# Source
Pandas: SettingWithCopyWarning#
Wrapping up June already?! I can’t believe how quickly things are moving.
I wanted to take some time today to discuss one of the most common issues facing pandas users: SettingWithCopyWarning
This warning indicates to the user that they are assigning values to a DataFrame
that originated as a subset of another DataFrame
. While this may sound completely fine like a completely fine operation on the surface, the underlying view/copy behaviors in pandas
leads to a sometimes ambiguous behavior where user code can have unintended side effects on the data.
Simple Mutation Assignment#
from pandas import DataFrame
df = DataFrame(0, index=[*'abc'], columns=[*'xyz'])
print(df, end=(hline := '\n{}\n'.format('\N{box drawings light horizontal}' * 40)))
df.loc['b', 'y'] = 1
print(df)
x y z
a 0 0 0
b 0 0 0
c 0 0 0
────────────────────────────────────────
x y z
a 0 0 0
b 0 1 0
c 0 0 0
The above snippet can perform inplace
assignment, which simply means that the underlying DataFrame
is mutated. This does not mean that the operation is performed on a view or a copy of the original as there are many more factors at play when pandas determines whether we operate with views or copies.
Views & copies aside, we can fully assess whether we updated our data successfully by noting the change in the above snippet. Let’s take a look at another example
Subset Operation Propagation#
from numpy import arange
from pandas import DataFrame
df = DataFrame(arange(12).reshape(4, 3), index=[*'abcd'], columns=[*'xyz'])
df_subset = df.loc[lambda d: d['x'] < 5]
print(df_subset, end=hline)
df_subset.loc['a', 'y'] = 99
print(df_subset, df, sep=hline)
x y z
a 0 1 2
b 3 4 5
────────────────────────────────────────
x y z
a 0 99 2
b 3 4 5
────────────────────────────────────────
x y z
a 0 1 2
b 3 4 5
c 6 7 8
d 9 10 11
/tmp/ipykernel_111389/1874876058.py:8: SettingWithCopyWarning:
A value is trying to be set on a copy of a slice from a DataFrame
See the caveats in the documentation: https://pandas.pydata.org/pandas-docs/stable/user_guide/indexing.html#returning-a-view-versus-a-copy
df_subset.loc['a', 'y'] = 99
By performing the same assignment operation df_subset.loc['a', 'y'] = 1
as I did in the first example, I’m not eliciting the SettingWithCopyWarning
. What is going on, and what is pandas
trying to communicate to me?

# Dataset content
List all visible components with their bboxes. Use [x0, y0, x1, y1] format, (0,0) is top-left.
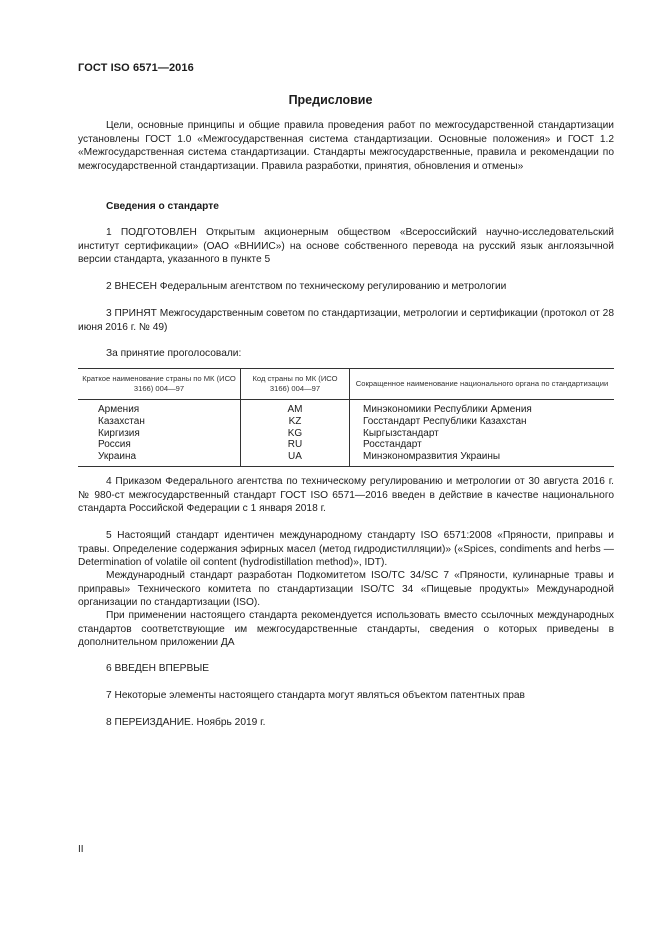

# Directive
Please sum up the pandas post in two sentences. The lines have no connection to the pandas post.

# Task solution
The pandas post discusses SettingWithCopyWarning, which signals that values are being assigned to a DataFrame that originated as a subset of another DataFrame, where pandas' view/copy behavior can give user code unintended side effects on the data. It shows a simple .loc assignment that mutates the underlying DataFrame, then an assignment to a filtered subset in which the new value appears only in the subset, the original DataFrame stays unchanged, and the warning is printed.